* Start SUPPLIED RECORDS *
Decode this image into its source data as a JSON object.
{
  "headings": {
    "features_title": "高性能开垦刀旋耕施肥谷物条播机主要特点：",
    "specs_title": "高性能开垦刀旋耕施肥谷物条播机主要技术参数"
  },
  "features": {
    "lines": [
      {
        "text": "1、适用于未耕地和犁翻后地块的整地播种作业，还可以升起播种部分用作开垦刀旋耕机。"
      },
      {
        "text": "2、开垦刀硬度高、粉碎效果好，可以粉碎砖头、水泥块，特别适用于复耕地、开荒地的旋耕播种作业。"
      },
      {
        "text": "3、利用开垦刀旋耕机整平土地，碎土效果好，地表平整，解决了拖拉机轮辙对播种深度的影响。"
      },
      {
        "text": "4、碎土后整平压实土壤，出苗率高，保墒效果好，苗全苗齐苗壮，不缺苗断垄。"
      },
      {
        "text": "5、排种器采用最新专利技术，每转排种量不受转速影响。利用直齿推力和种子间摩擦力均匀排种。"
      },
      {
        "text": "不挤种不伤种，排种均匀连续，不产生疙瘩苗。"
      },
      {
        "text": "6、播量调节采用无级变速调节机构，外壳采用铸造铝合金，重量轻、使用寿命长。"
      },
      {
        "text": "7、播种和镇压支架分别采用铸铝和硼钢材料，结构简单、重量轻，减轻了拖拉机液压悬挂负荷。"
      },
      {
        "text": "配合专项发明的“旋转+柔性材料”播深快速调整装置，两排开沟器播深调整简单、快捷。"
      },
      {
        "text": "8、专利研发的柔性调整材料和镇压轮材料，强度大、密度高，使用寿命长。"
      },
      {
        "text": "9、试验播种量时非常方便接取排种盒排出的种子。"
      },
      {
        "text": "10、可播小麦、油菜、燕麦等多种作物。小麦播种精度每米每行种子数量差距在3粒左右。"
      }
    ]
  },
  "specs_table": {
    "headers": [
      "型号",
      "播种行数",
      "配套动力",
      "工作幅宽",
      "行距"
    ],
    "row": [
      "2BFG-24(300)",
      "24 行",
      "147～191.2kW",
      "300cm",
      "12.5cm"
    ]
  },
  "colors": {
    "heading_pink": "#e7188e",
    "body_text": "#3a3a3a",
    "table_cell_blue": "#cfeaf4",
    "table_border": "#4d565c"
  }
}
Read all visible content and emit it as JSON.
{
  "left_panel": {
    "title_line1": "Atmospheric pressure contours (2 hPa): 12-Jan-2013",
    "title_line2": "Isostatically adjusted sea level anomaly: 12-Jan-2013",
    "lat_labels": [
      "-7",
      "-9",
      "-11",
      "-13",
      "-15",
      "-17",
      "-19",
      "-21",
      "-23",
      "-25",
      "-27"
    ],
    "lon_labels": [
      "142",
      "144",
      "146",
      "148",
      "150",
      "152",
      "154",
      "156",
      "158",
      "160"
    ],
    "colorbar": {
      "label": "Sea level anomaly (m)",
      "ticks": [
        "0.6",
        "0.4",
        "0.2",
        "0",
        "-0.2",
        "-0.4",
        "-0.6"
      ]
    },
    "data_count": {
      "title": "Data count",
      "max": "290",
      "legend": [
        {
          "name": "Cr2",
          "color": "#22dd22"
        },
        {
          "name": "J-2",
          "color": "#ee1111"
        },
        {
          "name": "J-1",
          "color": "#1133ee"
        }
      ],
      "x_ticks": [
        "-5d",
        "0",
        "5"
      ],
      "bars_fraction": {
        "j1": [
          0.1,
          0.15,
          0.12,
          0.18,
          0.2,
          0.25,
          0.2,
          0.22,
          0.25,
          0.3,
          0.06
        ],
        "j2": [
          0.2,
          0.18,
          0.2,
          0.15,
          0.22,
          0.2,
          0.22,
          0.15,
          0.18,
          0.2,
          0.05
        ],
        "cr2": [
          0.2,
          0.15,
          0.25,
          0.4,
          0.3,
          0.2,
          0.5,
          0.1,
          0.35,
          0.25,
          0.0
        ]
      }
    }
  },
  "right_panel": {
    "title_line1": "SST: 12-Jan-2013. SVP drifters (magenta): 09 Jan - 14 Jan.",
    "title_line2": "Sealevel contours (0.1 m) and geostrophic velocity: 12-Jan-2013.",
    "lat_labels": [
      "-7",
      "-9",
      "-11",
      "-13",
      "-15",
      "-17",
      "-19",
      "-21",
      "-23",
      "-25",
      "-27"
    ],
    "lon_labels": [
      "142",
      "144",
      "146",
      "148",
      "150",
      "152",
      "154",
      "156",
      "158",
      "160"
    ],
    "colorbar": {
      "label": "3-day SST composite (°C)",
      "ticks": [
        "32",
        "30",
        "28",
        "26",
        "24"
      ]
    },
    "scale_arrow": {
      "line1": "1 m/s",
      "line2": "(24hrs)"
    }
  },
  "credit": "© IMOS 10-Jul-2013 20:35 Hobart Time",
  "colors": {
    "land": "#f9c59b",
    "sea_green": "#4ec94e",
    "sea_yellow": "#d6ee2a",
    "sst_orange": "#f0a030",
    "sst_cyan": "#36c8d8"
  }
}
* End SUPPLIED RECORDS *
_CHALLENGE_
Only a number is wanted: how many lines contain "JSON"?

_FINAL RESULT_
2